STATED PROBLEM
Retype the listing that follows, word for word.

[Records from a collection]
------------------------------------

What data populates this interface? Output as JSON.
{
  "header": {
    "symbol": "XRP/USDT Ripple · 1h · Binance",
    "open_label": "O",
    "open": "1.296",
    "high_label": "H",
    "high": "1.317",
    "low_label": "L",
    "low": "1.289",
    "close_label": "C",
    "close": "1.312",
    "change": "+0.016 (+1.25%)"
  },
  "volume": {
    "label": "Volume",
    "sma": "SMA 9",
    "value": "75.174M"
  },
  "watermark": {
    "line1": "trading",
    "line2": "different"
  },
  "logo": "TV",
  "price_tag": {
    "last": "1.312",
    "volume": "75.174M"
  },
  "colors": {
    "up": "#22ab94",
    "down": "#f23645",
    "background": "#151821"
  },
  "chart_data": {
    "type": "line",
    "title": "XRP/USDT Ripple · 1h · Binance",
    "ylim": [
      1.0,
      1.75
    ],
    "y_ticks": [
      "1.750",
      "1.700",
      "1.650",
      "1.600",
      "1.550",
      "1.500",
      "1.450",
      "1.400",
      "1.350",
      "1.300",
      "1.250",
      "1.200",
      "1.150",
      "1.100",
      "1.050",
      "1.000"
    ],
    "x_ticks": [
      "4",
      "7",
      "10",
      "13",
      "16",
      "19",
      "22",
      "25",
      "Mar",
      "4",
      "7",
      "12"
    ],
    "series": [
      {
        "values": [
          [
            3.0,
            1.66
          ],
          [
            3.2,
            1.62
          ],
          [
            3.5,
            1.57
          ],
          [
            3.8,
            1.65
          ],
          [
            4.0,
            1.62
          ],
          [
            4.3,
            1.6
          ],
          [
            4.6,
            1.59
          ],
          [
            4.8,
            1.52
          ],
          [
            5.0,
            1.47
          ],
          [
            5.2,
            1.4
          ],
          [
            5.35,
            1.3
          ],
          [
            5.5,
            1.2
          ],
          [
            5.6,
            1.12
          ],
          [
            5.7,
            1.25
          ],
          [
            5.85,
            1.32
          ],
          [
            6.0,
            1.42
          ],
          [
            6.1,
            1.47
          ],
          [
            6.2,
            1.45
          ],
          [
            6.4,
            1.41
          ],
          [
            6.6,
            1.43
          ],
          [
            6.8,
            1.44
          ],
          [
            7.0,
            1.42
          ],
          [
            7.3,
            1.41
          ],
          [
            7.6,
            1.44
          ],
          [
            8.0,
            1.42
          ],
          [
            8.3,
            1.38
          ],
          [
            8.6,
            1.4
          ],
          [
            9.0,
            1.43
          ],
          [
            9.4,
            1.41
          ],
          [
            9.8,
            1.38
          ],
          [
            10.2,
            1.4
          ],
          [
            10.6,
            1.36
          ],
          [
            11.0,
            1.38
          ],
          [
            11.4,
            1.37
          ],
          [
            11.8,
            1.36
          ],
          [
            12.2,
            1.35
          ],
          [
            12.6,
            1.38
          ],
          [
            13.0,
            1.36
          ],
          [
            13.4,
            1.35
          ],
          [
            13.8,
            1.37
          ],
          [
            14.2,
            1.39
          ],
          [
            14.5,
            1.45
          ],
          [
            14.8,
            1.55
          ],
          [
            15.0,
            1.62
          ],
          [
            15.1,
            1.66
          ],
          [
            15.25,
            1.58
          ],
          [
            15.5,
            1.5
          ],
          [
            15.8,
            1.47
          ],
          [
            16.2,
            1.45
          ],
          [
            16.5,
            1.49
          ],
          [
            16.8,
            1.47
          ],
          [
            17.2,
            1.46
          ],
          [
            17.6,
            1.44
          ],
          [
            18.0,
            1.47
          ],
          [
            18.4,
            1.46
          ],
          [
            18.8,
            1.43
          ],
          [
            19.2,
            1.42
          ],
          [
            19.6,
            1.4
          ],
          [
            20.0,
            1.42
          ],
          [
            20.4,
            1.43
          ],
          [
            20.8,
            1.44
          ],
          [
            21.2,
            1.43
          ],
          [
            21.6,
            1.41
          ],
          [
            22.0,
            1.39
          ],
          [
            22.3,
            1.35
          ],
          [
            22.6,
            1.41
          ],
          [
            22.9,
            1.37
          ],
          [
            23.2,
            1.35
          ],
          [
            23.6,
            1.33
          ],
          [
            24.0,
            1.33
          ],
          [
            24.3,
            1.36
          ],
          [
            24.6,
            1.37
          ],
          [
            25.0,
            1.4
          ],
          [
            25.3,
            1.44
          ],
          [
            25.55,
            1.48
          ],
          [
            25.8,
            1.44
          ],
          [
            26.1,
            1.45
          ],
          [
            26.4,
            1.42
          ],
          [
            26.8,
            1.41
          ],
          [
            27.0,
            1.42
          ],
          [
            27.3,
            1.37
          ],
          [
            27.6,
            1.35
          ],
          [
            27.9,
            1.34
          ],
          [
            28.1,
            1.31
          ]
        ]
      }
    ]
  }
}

------------------------------------

CORRECT OUTPUT
What data populates this interface? Output as JSON.
{
  "header": {
    "symbol": "XRP/USDT Ripple · 1h · Binance",
    "open_label": "O",
    "open": "1.296",
    "high_label": "H",
    "high": "1.317",
    "low_label": "L",
    "low": "1.289",
    "close_label": "C",
    "close": "1.312",
    "change": "+0.016 (+1.25%)"
  },
  "volume": {
    "label": "Volume",
    "sma": "SMA 9",
    "value": "75.174M"
  },
  "watermark": {
    "line1": "trading",
    "line2": "different"
  },
  "logo": "TV",
  "price_tag": {
    "last": "1.312",
    "volume": "75.174M"
  },
  "colors": {
    "up": "#22ab94",
    "down": "#f23645",
    "background": "#151821"
  },
  "chart_data": {
    "type": "line",
    "title": "XRP/USDT Ripple · 1h · Binance",
    "ylim": [
      1.0,
      1.75
    ],
    "y_ticks": [
      "1.750",
      "1.700",
      "1.650",
      "1.600",
      "1.550",
      "1.500",
      "1.450",
      "1.400",
      "1.350",
      "1.300",
      "1.250",
      "1.200",
      "1.150",
      "1.100",
      "1.050",
      "1.000"
    ],
    "x_ticks": [
      "4",
      "7",
      "10",
      "13",
      "16",
      "19",
      "22",
      "25",
      "Mar",
      "4",
      "7",
      "12"
    ],
    "series": [
      {
        "values": [
          [
            3.0,
            1.66
          ],
          [
            3.2,
            1.62
          ],
          [
            3.5,
            1.57
          ],
          [
            3.8,
            1.65
          ],
          [
            4.0,
            1.62
          ],
          [
            4.3,
            1.6
          ],
          [
            4.6,
            1.59
          ],
          [
            4.8,
            1.52
          ],
          [
            5.0,
            1.47
          ],
          [
            5.2,
            1.4
          ],
          [
            5.35,
            1.3
          ],
          [
            5.5,
            1.2
          ],
          [
            5.6,
            1.12
          ],
          [
            5.7,
            1.25
          ],
          [
            5.85,
            1.32
          ],
          [
            6.0,
            1.42
          ],
          [
            6.1,
            1.47
          ],
          [
            6.2,
            1.45
          ],
          [
            6.4,
            1.41
          ],
          [
            6.6,
            1.43
          ],
          [
            6.8,
            1.44
          ],
          [
            7.0,
            1.42
          ],
          [
            7.3,
            1.41
          ],
          [
            7.6,
            1.44
          ],
          [
            8.0,
            1.42
          ],
          [
            8.3,
            1.38
          ],
          [
            8.6,
            1.4
          ],
          [
            9.0,
            1.43
          ],
          [
            9.4,
            1.41
          ],
          [
            9.8,
            1.38
          ],
          [
            10.2,
            1.4
          ],
          [
            10.6,
            1.36
          ],
          [
            11.0,
            1.38
          ],
          [
            11.4,
            1.37
          ],
          [
            11.8,
            1.36
          ],
          [
            12.2,
            1.35
          ],
          [
            12.6,
            1.38
          ],
          [
            13.0,
            1.36
          ],
          [
            13.4,
            1.35
          ],
          [
            13.8,
            1.37
          ],
          [
            14.2,
            1.39
          ],
          [
            14.5,
            1.45
          ],
          [
            14.8,
            1.55
          ],
          [
            15.0,
            1.62
          ],
          [
            15.1,
            1.66
          ],
          [
            15.25,
            1.58
          ],
          [
            15.5,
            1.5
          ],
          [
            15.8,
            1.47
          ],
          [
            16.2,
            1.45
          ],
          [
            16.5,
            1.49
          ],
          [
            16.8,
            1.47
          ],
          [
            17.2,
            1.46
          ],
          [
            17.6,
            1.44
          ],
          [
            18.0,
            1.47
          ],
          [
            18.4,
            1.46
          ],
          [
            18.8,
            1.43
          ],
          [
            19.2,
            1.42
          ],
          [
            19.6,
            1.4
          ],
          [
            20.0,
            1.42
          ],
          [
            20.4,
            1.43
          ],
          [
            20.8,
            1.44
          ],
          [
            21.2,
            1.43
          ],
          [
            21.6,
            1.41
          ],
          [
            22.0,
            1.39
          ],
          [
            22.3,
            1.35
          ],
          [
            22.6,
            1.41
          ],
          [
            22.9,
            1.37
          ],
          [
            23.2,
            1.35
          ],
          [
            23.6,
            1.33
          ],
          [
            24.0,
            1.33
          ],
          [
            24.3,
            1.36
          ],
          [
            24.6,
            1.37
          ],
          [
            25.0,
            1.4
          ],
          [
            25.3,
            1.44
          ],
          [
            25.55,
            1.48
          ],
          [
            25.8,
            1.44
          ],
          [
            26.1,
            1.45
          ],
          [
            26.4,
            1.42
          ],
          [
            26.8,
            1.41
          ],
          [
            27.0,
            1.42
          ],
          [
            27.3,
            1.37
          ],
          [
            27.6,
            1.35
          ],
          [
            27.9,
            1.34
          ],
          [
            28.1,
            1.31
          ]
        ]
      }
    ]
  }
}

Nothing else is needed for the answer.